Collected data
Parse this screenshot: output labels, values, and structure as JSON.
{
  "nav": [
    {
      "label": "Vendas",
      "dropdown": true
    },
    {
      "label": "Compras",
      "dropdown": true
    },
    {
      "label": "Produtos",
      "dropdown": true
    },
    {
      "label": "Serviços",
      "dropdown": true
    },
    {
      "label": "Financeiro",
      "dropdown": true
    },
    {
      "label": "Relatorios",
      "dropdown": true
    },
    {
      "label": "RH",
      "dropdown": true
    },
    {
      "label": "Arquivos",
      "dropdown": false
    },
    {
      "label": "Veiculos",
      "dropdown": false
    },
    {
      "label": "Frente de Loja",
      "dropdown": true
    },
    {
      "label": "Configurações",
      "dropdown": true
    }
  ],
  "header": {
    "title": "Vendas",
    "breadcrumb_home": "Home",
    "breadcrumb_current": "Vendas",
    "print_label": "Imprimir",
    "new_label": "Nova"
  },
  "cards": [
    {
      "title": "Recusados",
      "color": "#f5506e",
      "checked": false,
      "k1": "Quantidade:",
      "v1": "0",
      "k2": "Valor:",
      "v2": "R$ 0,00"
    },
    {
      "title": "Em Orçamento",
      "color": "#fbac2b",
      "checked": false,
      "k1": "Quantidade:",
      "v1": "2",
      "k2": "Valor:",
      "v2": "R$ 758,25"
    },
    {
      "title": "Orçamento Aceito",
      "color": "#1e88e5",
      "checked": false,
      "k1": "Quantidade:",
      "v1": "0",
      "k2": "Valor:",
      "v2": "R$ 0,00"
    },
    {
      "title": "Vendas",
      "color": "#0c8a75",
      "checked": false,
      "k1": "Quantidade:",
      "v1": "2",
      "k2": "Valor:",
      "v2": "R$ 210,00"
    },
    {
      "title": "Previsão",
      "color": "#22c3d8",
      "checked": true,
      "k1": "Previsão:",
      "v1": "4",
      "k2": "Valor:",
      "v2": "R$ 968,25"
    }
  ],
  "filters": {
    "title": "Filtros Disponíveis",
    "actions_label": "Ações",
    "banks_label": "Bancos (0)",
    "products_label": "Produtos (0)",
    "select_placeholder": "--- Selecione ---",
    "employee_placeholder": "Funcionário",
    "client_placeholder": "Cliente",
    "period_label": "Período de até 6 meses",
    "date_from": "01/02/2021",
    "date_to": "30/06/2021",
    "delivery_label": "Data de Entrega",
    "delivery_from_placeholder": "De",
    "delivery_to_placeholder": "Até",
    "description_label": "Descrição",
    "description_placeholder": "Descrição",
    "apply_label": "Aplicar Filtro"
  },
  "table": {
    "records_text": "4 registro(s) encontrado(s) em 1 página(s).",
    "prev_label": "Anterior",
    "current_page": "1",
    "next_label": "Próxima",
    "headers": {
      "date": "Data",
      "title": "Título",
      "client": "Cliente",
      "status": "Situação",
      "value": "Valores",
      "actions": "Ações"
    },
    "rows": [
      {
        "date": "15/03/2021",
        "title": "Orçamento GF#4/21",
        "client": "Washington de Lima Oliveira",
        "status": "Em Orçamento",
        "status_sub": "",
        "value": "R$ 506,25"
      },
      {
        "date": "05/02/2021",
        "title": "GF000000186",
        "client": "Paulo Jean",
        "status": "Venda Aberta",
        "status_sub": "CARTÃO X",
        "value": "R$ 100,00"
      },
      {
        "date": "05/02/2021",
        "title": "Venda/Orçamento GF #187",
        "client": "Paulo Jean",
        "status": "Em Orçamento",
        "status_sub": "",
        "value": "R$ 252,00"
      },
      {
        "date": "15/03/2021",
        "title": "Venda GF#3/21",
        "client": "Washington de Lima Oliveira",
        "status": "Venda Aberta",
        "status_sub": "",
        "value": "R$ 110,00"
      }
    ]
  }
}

### TASK TO CARRY OUT
Using the material above, print every entry exactly as written.

### REPLY TO THE EXERCISE
Parse this screenshot: output labels, values, and structure as JSON.
{
  "nav": [
    {
      "label": "Vendas",
      "dropdown": true
    },
    {
      "label": "Compras",
      "dropdown": true
    },
    {
      "label": "Produtos",
      "dropdown": true
    },
    {
      "label": "Serviços",
      "dropdown": true
    },
    {
      "label": "Financeiro",
      "dropdown": true
    },
    {
      "label": "Relatorios",
      "dropdown": true
    },
    {
      "label": "RH",
      "dropdown": true
    },
    {
      "label": "Arquivos",
      "dropdown": false
    },
    {
      "label": "Veiculos",
      "dropdown": false
    },
    {
      "label": "Frente de Loja",
      "dropdown": true
    },
    {
      "label": "Configurações",
      "dropdown": true
    }
  ],
  "header": {
    "title": "Vendas",
    "breadcrumb_home": "Home",
    "breadcrumb_current": "Vendas",
    "print_label": "Imprimir",
    "new_label": "Nova"
  },
  "cards": [
    {
      "title": "Recusados",
      "color": "#f5506e",
      "checked": false,
      "k1": "Quantidade:",
      "v1": "0",
      "k2": "Valor:",
      "v2": "R$ 0,00"
    },
    {
      "title": "Em Orçamento",
      "color": "#fbac2b",
      "checked": false,
      "k1": "Quantidade:",
      "v1": "2",
      "k2": "Valor:",
      "v2": "R$ 758,25"
    },
    {
      "title": "Orçamento Aceito",
      "color": "#1e88e5",
      "checked": false,
      "k1": "Quantidade:",
      "v1": "0",
      "k2": "Valor:",
      "v2": "R$ 0,00"
    },
    {
      "title": "Vendas",
      "color": "#0c8a75",
      "checked": false,
      "k1": "Quantidade:",
      "v1": "2",
      "k2": "Valor:",
      "v2": "R$ 210,00"
    },
    {
      "title": "Previsão",
      "color": "#22c3d8",
      "checked": true,
      "k1": "Previsão:",
      "v1": "4",
      "k2": "Valor:",
      "v2": "R$ 968,25"
    }
  ],
  "filters": {
    "title": "Filtros Disponíveis",
    "actions_label": "Ações",
    "banks_label": "Bancos (0)",
    "products_label": "Produtos (0)",
    "select_placeholder": "--- Selecione ---",
    "employee_placeholder": "Funcionário",
    "client_placeholder": "Cliente",
    "period_label": "Período de até 6 meses",
    "date_from": "01/02/2021",
    "date_to": "30/06/2021",
    "delivery_label": "Data de Entrega",
    "delivery_from_placeholder": "De",
    "delivery_to_placeholder": "Até",
    "description_label": "Descrição",
    "description_placeholder": "Descrição",
    "apply_label": "Aplicar Filtro"
  },
  "table": {
    "records_text": "4 registro(s) encontrado(s) em 1 página(s).",
    "prev_label": "Anterior",
    "current_page": "1",
    "next_label": "Próxima",
    "headers": {
      "date": "Data",
      "title": "Título",
      "client": "Cliente",
      "status": "Situação",
      "value": "Valores",
      "actions": "Ações"
    },
    "rows": [
      {
        "date": "15/03/2021",
        "title": "Orçamento GF#4/21",
        "client": "Washington de Lima Oliveira",
        "status": "Em Orçamento",
        "status_sub": "",
        "value": "R$ 506,25"
      },
      {
        "date": "05/02/2021",
        "title": "GF000000186",
        "client": "Paulo Jean",
        "status": "Venda Aberta",
        "status_sub": "CARTÃO X",
        "value": "R$ 100,00"
      },
      {
        "date": "05/02/2021",
        "title": "Venda/Orçamento GF #187",
        "client": "Paulo Jean",
        "status": "Em Orçamento",
        "status_sub": "",
        "value": "R$ 252,00"
      },
      {
        "date": "15/03/2021",
        "title": "Venda GF#3/21",
        "client": "Washington de Lima Oliveira",
        "status": "Venda Aberta",
        "status_sub": "",
        "value": "R$ 110,00"
      }
    ]
  }
}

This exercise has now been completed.